§ **Trecho da fonte**:

▬▬▬▬▬▬

Nossa memória é feita de pequenos detalhes que muitas vezes só processamos com o tempo, e A Sombra do Meu Pai entende bem isso. Em vez de uma narrativa lenta, o filme constrói sua força a partir de pequenos gestos, olhares e momentos que parecem simples, mas dizem muito.
A história acompanha dois irmãos, vividos por Chibuike Marvellous Egbo e Godwin Egbo, garotos que são surpreendidos pelo retorno do pai ausente, interpretado por Ṣọpẹ́ Dìrísù. Ele os leva para um passeio até Lagos algo que, à primeira vista, parece apenas um raro momento de conexão entre eles.
Mas é nesse deslocamento que o filme encontra sua identidade. A jornada pela cidade funciona quase como um registro vivo, onde a câmera muitas vezes passeia junto com o olhar dos meninos encantados com a capital. O filme observa os espaços, os encontros e os detalhes do cotidiano, criando um retrato carregado de memória e pertencimento.
Ao mesmo tempo, a narrativa vai revelando, aos poucos, fragmentos do passado desse pai. Entre tentativas de proporcionar um bom dia aos filhos, surgem as dificuldades financeiras e as tensões políticas da Nigéria de 1993, que atravessam a história sem nunca tomar totalmente o controle.

▬▬▬▬▬▬

§ **Material de estudo**:

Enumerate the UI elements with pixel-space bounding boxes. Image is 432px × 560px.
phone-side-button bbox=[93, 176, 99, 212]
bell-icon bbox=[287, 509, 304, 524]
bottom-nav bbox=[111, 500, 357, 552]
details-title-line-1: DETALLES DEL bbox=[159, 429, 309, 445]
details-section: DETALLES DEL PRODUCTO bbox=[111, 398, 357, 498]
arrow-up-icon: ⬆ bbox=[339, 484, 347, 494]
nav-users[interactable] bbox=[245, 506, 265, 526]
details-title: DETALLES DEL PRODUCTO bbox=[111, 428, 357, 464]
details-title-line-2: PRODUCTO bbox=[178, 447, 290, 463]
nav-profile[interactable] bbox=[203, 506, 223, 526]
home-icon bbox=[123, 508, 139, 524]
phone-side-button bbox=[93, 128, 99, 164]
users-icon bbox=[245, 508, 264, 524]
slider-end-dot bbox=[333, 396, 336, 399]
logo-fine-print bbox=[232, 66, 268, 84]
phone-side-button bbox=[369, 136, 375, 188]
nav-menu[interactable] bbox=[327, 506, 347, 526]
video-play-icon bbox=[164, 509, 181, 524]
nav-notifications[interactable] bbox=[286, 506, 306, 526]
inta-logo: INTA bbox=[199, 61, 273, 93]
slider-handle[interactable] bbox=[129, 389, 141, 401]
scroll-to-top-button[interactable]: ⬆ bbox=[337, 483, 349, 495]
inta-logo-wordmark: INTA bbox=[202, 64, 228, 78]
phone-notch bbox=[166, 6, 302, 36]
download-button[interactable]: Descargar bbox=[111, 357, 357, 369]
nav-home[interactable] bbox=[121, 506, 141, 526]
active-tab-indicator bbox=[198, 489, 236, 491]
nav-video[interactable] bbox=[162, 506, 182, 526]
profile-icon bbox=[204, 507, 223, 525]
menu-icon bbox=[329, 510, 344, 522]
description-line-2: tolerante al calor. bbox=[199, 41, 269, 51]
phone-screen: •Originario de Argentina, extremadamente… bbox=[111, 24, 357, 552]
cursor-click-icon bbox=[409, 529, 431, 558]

▬▬▬▬▬▬

§ **Enunciado**:
Prossiga a resenha sobre o filme A Sombra do Meu Pai, começando logo após a última frase apresentada.

§ **Resposta do exercício**:
Esse equilíbrio é o que sustenta o filme. Existe afeto, mas também distância. Existe leveza, mas nunca desconectada da realidade. E tudo isso aparece sem grandes discursos, apenas através do que é vivido em cena.
Com 94 minutos de duração, A Sombra do Meu Pai constrói uma experiência que encontra força justamente nesses detalhes em um dia que parece comum, mas que carrega muito mais do que aparenta.
Assim, além de mergulhar na jornada criativa de Akinola Davies Jr e Wale Davies, este é um filme que nos convida para nadar nas ondas de nossas próprias memórias.
Distribuído pela Filmes da Mostra, o filme estreia em 30 de abril nos cinemas brasileiros, com lançamento inicial em cidades como São Paulo, Rio de Janeiro, Salvador e Recife.